**DATASET RECORDS**:
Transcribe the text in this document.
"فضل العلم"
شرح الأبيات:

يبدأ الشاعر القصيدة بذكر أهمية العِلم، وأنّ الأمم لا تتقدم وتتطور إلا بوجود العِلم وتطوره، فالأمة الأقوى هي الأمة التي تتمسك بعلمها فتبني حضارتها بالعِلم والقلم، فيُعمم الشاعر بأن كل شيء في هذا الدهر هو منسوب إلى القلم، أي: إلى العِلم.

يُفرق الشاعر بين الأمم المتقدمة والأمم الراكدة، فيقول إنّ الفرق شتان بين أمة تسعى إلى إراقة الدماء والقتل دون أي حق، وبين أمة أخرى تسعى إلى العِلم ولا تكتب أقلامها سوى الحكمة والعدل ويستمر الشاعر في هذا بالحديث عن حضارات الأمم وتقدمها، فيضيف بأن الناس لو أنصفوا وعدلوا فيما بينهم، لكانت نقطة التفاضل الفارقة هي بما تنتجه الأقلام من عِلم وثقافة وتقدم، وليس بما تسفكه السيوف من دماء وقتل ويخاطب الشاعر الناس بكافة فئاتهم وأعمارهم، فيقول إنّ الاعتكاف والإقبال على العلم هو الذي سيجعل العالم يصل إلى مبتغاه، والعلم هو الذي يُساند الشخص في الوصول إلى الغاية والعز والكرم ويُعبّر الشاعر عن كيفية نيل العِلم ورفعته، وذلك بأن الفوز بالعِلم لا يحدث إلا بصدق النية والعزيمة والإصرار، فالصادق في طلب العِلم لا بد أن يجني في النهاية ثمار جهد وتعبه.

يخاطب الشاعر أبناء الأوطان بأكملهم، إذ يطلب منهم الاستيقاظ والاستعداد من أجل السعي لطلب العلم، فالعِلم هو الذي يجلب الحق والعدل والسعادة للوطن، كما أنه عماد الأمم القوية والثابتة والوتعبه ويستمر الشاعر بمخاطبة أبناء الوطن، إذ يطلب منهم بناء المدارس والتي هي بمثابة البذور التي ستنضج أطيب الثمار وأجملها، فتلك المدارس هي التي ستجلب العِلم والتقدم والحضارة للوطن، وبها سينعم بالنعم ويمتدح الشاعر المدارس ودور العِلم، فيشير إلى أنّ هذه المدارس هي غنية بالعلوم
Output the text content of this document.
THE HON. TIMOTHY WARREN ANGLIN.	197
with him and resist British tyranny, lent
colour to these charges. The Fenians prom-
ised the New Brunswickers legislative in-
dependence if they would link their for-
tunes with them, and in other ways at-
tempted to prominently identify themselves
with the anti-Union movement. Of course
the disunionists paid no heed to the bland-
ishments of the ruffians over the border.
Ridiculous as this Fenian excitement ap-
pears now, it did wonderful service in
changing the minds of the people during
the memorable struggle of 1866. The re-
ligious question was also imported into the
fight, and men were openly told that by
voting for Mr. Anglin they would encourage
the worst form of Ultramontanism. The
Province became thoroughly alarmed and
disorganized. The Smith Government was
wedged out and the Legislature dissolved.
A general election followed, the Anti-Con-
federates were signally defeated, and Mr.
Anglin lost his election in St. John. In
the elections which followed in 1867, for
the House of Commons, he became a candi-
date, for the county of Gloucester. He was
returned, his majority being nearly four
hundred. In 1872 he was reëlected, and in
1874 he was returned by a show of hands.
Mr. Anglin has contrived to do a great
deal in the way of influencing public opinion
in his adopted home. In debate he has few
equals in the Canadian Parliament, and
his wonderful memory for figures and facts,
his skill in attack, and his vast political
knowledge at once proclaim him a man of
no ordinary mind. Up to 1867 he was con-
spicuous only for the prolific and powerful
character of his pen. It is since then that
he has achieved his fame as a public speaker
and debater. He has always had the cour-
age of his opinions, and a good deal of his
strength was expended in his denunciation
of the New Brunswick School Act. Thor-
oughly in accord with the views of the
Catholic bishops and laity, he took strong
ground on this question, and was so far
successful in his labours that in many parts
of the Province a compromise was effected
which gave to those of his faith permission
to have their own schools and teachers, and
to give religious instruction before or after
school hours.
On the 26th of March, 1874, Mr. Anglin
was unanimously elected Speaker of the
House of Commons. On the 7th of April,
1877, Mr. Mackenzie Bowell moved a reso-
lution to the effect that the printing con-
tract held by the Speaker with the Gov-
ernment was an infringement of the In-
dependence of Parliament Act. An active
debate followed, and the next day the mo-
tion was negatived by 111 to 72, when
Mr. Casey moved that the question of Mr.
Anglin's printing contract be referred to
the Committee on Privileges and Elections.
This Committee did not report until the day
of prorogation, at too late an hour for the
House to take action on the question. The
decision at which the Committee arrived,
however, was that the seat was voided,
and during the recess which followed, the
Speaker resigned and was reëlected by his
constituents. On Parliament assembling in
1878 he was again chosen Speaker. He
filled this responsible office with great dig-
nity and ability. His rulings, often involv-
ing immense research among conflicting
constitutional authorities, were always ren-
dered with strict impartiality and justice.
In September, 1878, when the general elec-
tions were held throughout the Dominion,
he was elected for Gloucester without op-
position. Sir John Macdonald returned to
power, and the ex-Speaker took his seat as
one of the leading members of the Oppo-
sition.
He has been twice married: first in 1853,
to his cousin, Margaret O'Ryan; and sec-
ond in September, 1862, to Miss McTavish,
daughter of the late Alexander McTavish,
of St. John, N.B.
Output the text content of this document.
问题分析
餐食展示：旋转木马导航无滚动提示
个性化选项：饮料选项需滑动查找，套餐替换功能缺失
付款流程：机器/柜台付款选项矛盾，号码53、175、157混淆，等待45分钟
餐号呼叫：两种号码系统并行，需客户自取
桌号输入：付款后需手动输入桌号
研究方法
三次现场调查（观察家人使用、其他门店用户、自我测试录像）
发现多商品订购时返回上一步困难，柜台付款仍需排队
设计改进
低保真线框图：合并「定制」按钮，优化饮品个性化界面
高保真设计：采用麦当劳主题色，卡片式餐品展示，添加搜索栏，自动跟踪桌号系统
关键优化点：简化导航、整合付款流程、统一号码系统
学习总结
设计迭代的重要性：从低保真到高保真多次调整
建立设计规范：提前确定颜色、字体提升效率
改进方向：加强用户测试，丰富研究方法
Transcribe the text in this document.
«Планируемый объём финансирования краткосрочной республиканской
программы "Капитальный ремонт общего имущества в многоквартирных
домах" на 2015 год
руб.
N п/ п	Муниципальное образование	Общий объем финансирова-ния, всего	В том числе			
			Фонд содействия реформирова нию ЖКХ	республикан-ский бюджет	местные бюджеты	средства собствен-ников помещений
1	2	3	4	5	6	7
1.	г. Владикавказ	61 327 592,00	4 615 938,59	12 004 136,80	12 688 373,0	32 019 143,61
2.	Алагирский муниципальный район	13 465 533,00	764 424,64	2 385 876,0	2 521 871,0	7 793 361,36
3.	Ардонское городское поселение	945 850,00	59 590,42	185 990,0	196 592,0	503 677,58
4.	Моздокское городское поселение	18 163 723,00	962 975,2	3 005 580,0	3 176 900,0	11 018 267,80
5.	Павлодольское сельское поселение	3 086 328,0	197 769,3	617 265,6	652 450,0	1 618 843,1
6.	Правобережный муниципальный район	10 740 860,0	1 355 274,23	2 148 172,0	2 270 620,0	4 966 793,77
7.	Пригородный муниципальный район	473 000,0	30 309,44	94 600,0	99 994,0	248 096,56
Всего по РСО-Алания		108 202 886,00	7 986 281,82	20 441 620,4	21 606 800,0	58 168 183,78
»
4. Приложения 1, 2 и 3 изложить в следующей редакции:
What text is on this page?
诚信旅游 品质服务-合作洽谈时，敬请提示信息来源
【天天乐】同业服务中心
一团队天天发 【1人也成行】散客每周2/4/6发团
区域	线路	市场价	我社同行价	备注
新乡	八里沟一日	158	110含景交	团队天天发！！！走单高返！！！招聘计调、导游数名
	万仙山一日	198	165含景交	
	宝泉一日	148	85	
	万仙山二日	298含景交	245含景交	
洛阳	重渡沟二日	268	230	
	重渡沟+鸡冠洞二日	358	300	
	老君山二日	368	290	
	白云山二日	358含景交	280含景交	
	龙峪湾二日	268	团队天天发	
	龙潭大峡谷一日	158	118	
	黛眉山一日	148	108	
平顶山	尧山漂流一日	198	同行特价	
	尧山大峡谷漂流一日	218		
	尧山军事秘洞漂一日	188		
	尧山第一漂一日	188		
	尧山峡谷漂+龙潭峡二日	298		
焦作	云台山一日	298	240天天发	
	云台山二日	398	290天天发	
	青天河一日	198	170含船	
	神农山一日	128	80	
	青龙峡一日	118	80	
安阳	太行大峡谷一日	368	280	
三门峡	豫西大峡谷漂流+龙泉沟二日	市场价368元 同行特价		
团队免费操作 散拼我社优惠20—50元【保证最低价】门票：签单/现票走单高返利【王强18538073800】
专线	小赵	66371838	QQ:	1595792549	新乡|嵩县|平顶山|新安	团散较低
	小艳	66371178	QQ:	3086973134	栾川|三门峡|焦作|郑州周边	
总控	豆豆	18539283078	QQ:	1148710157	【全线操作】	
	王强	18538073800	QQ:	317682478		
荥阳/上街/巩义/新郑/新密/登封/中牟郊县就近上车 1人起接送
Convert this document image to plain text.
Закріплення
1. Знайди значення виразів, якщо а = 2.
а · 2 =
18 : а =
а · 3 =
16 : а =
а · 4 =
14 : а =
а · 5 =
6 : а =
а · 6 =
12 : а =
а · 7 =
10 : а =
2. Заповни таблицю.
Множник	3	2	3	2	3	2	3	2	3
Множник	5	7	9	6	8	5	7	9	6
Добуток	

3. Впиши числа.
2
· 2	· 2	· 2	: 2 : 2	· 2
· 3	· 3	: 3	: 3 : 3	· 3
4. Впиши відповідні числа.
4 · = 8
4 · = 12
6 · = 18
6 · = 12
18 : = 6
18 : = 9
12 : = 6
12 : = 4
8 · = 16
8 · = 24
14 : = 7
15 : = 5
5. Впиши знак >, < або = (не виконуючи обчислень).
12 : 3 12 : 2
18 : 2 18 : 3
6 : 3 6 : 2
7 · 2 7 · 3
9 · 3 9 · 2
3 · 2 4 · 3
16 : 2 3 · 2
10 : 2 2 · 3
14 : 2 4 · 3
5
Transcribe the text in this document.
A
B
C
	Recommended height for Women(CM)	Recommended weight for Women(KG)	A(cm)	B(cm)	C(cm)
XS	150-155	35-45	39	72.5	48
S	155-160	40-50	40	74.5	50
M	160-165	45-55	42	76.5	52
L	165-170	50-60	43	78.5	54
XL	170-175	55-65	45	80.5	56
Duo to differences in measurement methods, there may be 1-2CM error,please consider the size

**WHAT IS NEEDED**: Every line holding "Committee" should be copied out.

**COMPLETE OUTPUT**:
the Committee on Privileges and Elections.
This Committee did not report until the day
decision at which the Committee arrived,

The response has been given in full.